[Stored data]
++++++++++++++++++++

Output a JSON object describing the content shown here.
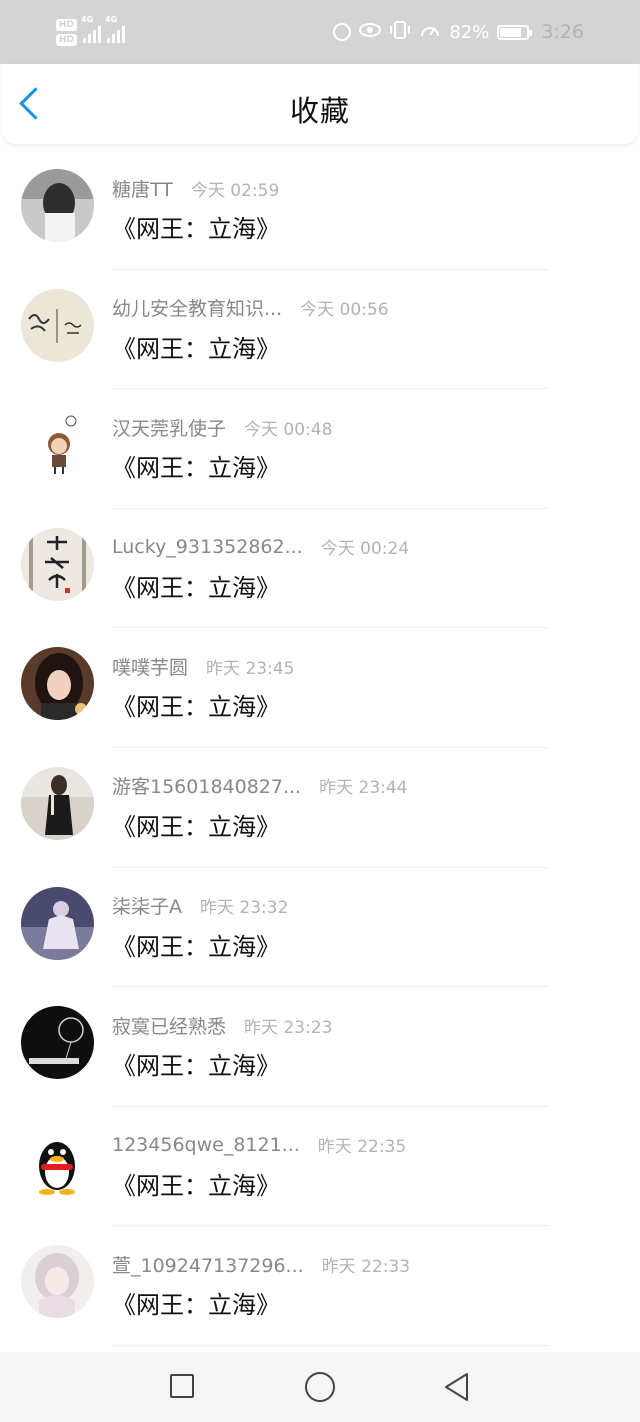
{
  "status_bar": {
    "hd1": "HD",
    "hd2": "HD",
    "net1": "4G",
    "net2": "4G",
    "battery_percent": "82%",
    "battery_level": 0.82,
    "time": "3:26",
    "icons": [
      "nfc-icon",
      "eye-icon",
      "vibrate-icon",
      "speed-icon",
      "battery-icon"
    ]
  },
  "header": {
    "title": "收藏",
    "back_icon": "chevron-left-icon",
    "accent_color": "#1a90e8"
  },
  "favorites": [
    {
      "name": "糖唐TT",
      "time": "今天 02:59",
      "comment": "《网王：立海》"
    },
    {
      "name": "幼儿安全教育知识...",
      "time": "今天 00:56",
      "comment": "《网王：立海》"
    },
    {
      "name": "汉天莞乳使子",
      "time": "今天 00:48",
      "comment": "《网王：立海》"
    },
    {
      "name": "Lucky_931352862...",
      "time": "今天 00:24",
      "comment": "《网王：立海》"
    },
    {
      "name": "噗噗芋圆",
      "time": "昨天 23:45",
      "comment": "《网王：立海》"
    },
    {
      "name": "游客15601840827...",
      "time": "昨天 23:44",
      "comment": "《网王：立海》"
    },
    {
      "name": "柒柒子A",
      "time": "昨天 23:32",
      "comment": "《网王：立海》"
    },
    {
      "name": "寂寞已经熟悉",
      "time": "昨天 23:23",
      "comment": "《网王：立海》"
    },
    {
      "name": "123456qwe_8121...",
      "time": "昨天 22:35",
      "comment": "《网王：立海》"
    },
    {
      "name": "萱_109247137296...",
      "time": "昨天 22:33",
      "comment": "《网王：立海》"
    }
  ],
  "nav_bar": {
    "icons": [
      "recent-apps-icon",
      "home-icon",
      "back-icon"
    ]
  }
}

++++++++++++++++++++

# [YOUR OBJECTIVE]
Look over the records above and copy each line that includes the string "name".

# [RESULT OF THIS EXERCISE]
      "name": "糖唐TT",
      "name": "幼儿安全教育知识...",
      "name": "汉天莞乳使子",
      "name": "Lucky_931352862...",
      "name": "噗噗芋圆",
      "name": "游客15601840827...",
      "name": "柒柒子A",
      "name": "寂寞已经熟悉",
      "name": "123456qwe_8121...",
      "name": "萱_109247137296...",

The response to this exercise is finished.